-- start THE INPUT --
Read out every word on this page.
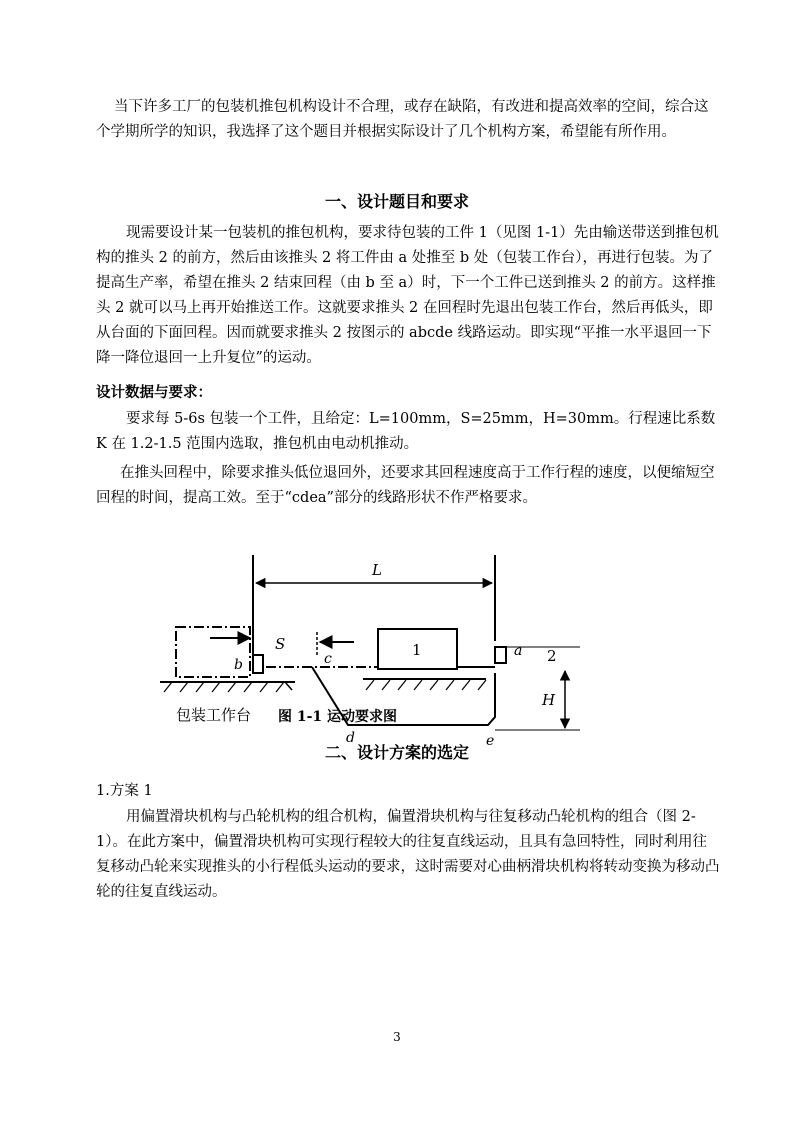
当下许多工厂的包装机推包机构设计不合理，或存在缺陷，有改进和提高效率的空间，综合这个学期所学的知识，我选择了这个题目并根据实际设计了几个机构方案，希望能有所作用。

一、设计题目和要求

现需要设计某一包装机的推包机构，要求待包装的工件 1（见图 1-1）先由输送带送到推包机构的推头 2 的前方，然后由该推头 2 将工件由 a 处推至 b 处（包装工作台），再进行包装。为了提高生产率，希望在推头 2 结束回程（由 b 至 a）时，下一个工件已送到推头 2 的前方。这样推头 2 就可以马上再开始推送工作。这就要求推头 2 在回程时先退出包装工作台，然后再低头，即从台面的下面回程。因而就要求推头 2 按图示的 abcde 线路运动。即实现“平推一水平退回一下降一降位退回一上升复位”的运动。

设计数据与要求：

要求每 5-6s 包装一个工件，且给定：L=100mm，S=25mm，H=30mm。行程速比系数 K 在 1.2-1.5 范围内选取，推包机由电动机推动。

在推头回程中，除要求推头低位退回外，还要求其回程速度高于工作行程的速度，以便缩短空回程的时间，提高工效。至于“cdea”部分的线路形状不作严格要求。

L
S
包装工作台
b	c	1	a 2
H
d	e
图 1-1 运动要求图
二、设计方案的选定
1.方案 1

用偏置滑块机构与凸轮机构的组合机构，偏置滑块机构与往复移动凸轮机构的组合（图 2-1）。在此方案中，偏置滑块机构可实现行程较大的往复直线运动，且具有急回特性，同时利用往复移动凸轮来实现推头的小行程低头运动的要求，这时需要对心曲柄滑块机构将转动变换为移动凸轮的往复直线运动。

3
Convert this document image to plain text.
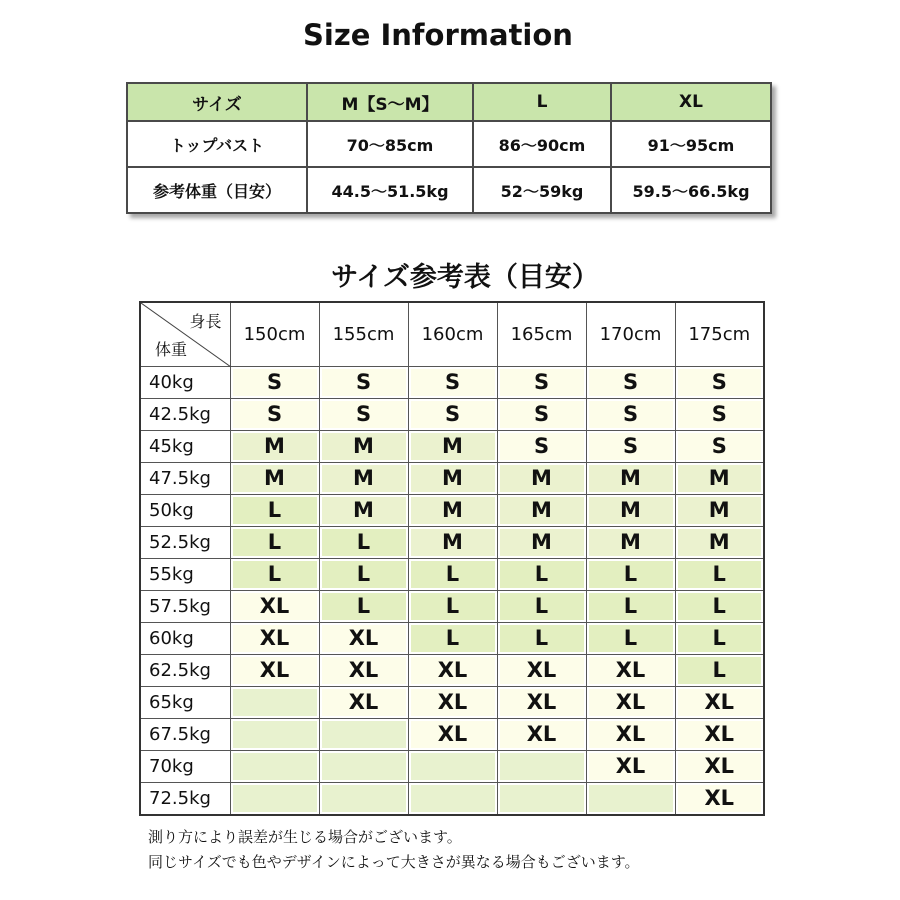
Size Information
サイズ	M【S〜M】	L	XL

トップバスト	70〜85cm	86〜90cm	91〜95cm

参考体重（目安）	44.5〜51.5kg	52〜59kg	59.5〜66.5kg
サイズ参考表（目安）
身長
体重	150cm	155cm	160cm	165cm	170cm	175cm
40kg	S	S	S	S	S	S

42.5kg	S	S	S	S	S	S

45kg	M	M	M	S	S	S

47.5kg	M	M	M	M	M	M

50kg	L	M	M	M	M	M

52.5kg	L	L	M	M	M	M

55kg	L	L	L	L	L	L

57.5kg	XL	L	L	L	L	L

60kg	XL	XL	L	L	L	L

62.5kg	XL	XL	XL	XL	XL	L

65kg		XL	XL	XL	XL	XL

67.5kg			XL	XL	XL	XL

70kg					XL	XL

72.5kg						XL
測り方により誤差が生じる場合がございます。
同じサイズでも色やデザインによって大きさが異なる場合もございます。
-- end THE INPUT --
WHAT TO DO:
Show the lines of the material that contain the word "this".

EXERCISE ANSWER:
Read out every word on this page.
Convert this document image to plain text.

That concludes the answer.